Teks Bacaan:
Jokowi menang dari Foke karena kekuatan "10:90 Marketing". Yang dilakukan Jokowi dan tim suksesnya sesungguhnya sederhana saja: pertama, membangun "produk unggul"; kedua, menciptakan "authentic brand story", that?s it. Sisanya, masa pemilih lah yang bekerja keras memenangkan Jokowi. Bekal dua hal itu sudah lebih dari cukup untuk menggerakkan "laskar WOM" ("word of mouth") yang mengarahkan para pemilih untuk mencoblos nomor 3 di hari pemungutan suara.

 

Apa "produk unggul" Jokowi? Prestasi Jokowi selama menjadi wali kota Solo, Jawa Tengah mulai kampanye city branding "Solo: The Spirit of Java", relokasi pasar yang manusiawi, hingga dukungan terhadap mobil Esemka yang meroketkan namanya di kancah politik nasional. Lalu apa "authentic brand story" Jokowi? Jokowi menjadi ikon pemimpin yang merakyat, hobi turun ke lapangan, mendengar keluh-kesah masyarakat, sosok pribadi yang sederhana dan apa adanya. Siapa yang "mengarang" seluruh cerita di seputar keikonan Jokowi?

Bagian Data:
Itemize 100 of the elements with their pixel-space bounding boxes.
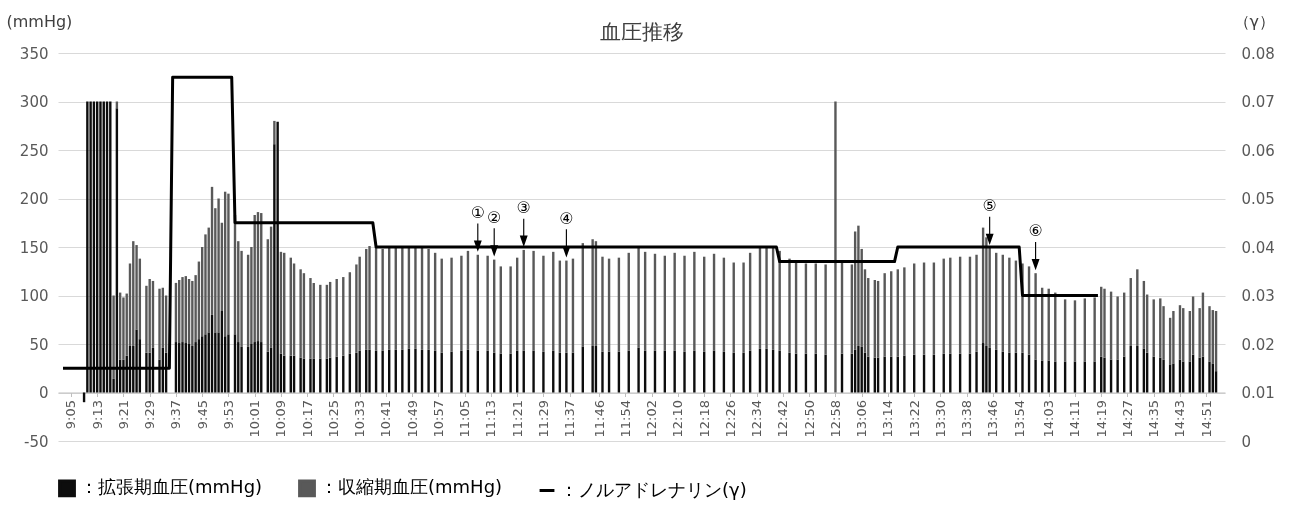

Tugas yang Dikerjakan:
- A) Dalam teks bacaan, apa nama kampanye city branding yang dijalankan Jokowi semasa menjadi wali kota Solo?
- B) Tolong lanjutkan bagian berikutnya dari teks bacaan tentang kemenangan Jokowi atas Foke, mulai setelah kalimat terakhirnya.
Data tersebut merupakan bahan tersendiri yang terpisah dari teks bacaan.

Jawaban:
- A) "Solo: The Spirit of Java".

- B)
 

Yang membuat cerita tak lain adalah masyarakat (baca: konsumen) melalui cerita dari mulut ke mulut (WOM) secara natural dan otentik di kalangan tukang becak, obrolan di warung tegal, hingga diskusi-diskusi di kampus (yup, cocreate your brand story!). Inilah yang dalam teori pemasaran WOM disebut wisdom of crowd.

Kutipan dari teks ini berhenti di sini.